### Problem details
Rewrite the records as a Markdown table with the columns "Row" and "Line", starting at the beginning of the records and going on through the line that contains "svg-text:Source: WorldClimate.com: Source: WorldClimate.com", including that line. Number each line in Row, put the line itself in Line, and leave out any blank lines.

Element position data
---

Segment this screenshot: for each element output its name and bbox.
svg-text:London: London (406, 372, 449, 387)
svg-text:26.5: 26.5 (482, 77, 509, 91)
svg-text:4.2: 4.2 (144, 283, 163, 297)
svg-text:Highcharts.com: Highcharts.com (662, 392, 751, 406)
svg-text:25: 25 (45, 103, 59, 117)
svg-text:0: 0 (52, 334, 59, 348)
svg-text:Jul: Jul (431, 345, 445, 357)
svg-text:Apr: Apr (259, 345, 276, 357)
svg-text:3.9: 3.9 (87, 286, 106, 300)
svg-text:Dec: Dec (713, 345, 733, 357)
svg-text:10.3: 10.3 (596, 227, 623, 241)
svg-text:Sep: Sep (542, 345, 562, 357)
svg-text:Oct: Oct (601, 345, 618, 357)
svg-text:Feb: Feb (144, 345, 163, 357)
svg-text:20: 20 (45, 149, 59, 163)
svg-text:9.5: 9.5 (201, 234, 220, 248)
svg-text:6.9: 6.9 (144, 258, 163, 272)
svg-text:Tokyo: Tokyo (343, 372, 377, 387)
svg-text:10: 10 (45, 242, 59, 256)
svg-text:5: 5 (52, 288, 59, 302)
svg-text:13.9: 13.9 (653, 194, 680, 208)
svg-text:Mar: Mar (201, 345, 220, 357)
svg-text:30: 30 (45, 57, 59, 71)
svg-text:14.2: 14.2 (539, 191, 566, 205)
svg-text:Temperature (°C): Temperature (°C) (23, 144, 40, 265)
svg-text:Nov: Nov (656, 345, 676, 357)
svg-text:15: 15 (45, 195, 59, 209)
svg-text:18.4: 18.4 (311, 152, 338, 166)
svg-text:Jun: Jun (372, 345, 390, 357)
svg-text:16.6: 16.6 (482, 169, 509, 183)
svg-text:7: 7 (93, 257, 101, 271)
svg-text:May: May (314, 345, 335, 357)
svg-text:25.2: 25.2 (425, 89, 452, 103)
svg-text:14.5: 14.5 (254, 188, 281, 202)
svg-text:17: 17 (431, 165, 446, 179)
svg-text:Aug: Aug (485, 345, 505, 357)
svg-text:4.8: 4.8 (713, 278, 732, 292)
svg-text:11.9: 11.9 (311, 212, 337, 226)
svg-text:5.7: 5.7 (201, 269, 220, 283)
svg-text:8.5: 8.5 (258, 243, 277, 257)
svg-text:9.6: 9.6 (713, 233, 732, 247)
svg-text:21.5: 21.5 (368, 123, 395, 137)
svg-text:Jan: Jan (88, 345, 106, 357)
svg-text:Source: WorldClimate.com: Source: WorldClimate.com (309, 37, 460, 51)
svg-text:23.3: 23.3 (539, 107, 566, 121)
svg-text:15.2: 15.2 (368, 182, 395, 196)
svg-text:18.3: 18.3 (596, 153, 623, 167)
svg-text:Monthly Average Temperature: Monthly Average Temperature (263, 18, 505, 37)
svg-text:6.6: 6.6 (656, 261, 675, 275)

---

### In response
| Row | Line |
|---|---|
| 1 | Segment this screenshot: for each element output its name and bbox. |
| 2 | svg-text:London: London (406, 372, 449, 387) |
| 3 | svg-text:26.5: 26.5 (482, 77, 509, 91) |
| 4 | svg-text:4.2: 4.2 (144, 283, 163, 297) |
| 5 | svg-text:Highcharts.com: Highcharts.com (662, 392, 751, 406) |
| 6 | svg-text:25: 25 (45, 103, 59, 117) |
| 7 | svg-text:0: 0 (52, 334, 59, 348) |
| 8 | svg-text:Jul: Jul (431, 345, 445, 357) |
| 9 | svg-text:Apr: Apr (259, 345, 276, 357) |
| 10 | svg-text:3.9: 3.9 (87, 286, 106, 300) |
| 11 | svg-text:Dec: Dec (713, 345, 733, 357) |
| 12 | svg-text:10.3: 10.3 (596, 227, 623, 241) |
| 13 | svg-text:Sep: Sep (542, 345, 562, 357) |
| 14 | svg-text:Oct: Oct (601, 345, 618, 357) |
| 15 | svg-text:Feb: Feb (144, 345, 163, 357) |
| 16 | svg-text:20: 20 (45, 149, 59, 163) |
| 17 | svg-text:9.5: 9.5 (201, 234, 220, 248) |
| 18 | svg-text:6.9: 6.9 (144, 258, 163, 272) |
| 19 | svg-text:Tokyo: Tokyo (343, 372, 377, 387) |
| 20 | svg-text:10: 10 (45, 242, 59, 256) |
| 21 | svg-text:5: 5 (52, 288, 59, 302) |
| 22 | svg-text:13.9: 13.9 (653, 194, 680, 208) |
| 23 | svg-text:Mar: Mar (201, 345, 220, 357) |
| 24 | svg-text:30: 30 (45, 57, 59, 71) |
| 25 | svg-text:14.2: 14.2 (539, 191, 566, 205) |
| 26 | svg-text:Temperature (°C): Temperature (°C) (23, 144, 40, 265) |
| 27 | svg-text:Nov: Nov (656, 345, 676, 357) |
| 28 | svg-text:15: 15 (45, 195, 59, 209) |
| 29 | svg-text:18.4: 18.4 (311, 152, 338, 166) |
| 30 | svg-text:Jun: Jun (372, 345, 390, 357) |
| 31 | svg-text:16.6: 16.6 (482, 169, 509, 183) |
| 32 | svg-text:7: 7 (93, 257, 101, 271) |
| 33 | svg-text:May: May (314, 345, 335, 357) |
| 34 | svg-text:25.2: 25.2 (425, 89, 452, 103) |
| 35 | svg-text:14.5: 14.5 (254, 188, 281, 202) |
| 36 | svg-text:17: 17 (431, 165, 446, 179) |
| 37 | svg-text:Aug: Aug (485, 345, 505, 357) |
| 38 | svg-text:4.8: 4.8 (713, 278, 732, 292) |
| 39 | svg-text:11.9: 11.9 (311, 212, 337, 226) |
| 40 | svg-text:5.7: 5.7 (201, 269, 220, 283) |
| 41 | svg-text:8.5: 8.5 (258, 243, 277, 257) |
| 42 | svg-text:9.6: 9.6 (713, 233, 732, 247) |
| 43 | svg-text:21.5: 21.5 (368, 123, 395, 137) |
| 44 | svg-text:Jan: Jan (88, 345, 106, 357) |
| 45 | svg-text:Source: WorldClimate.com: Source: WorldClimate.com (309, 37, 460, 51) |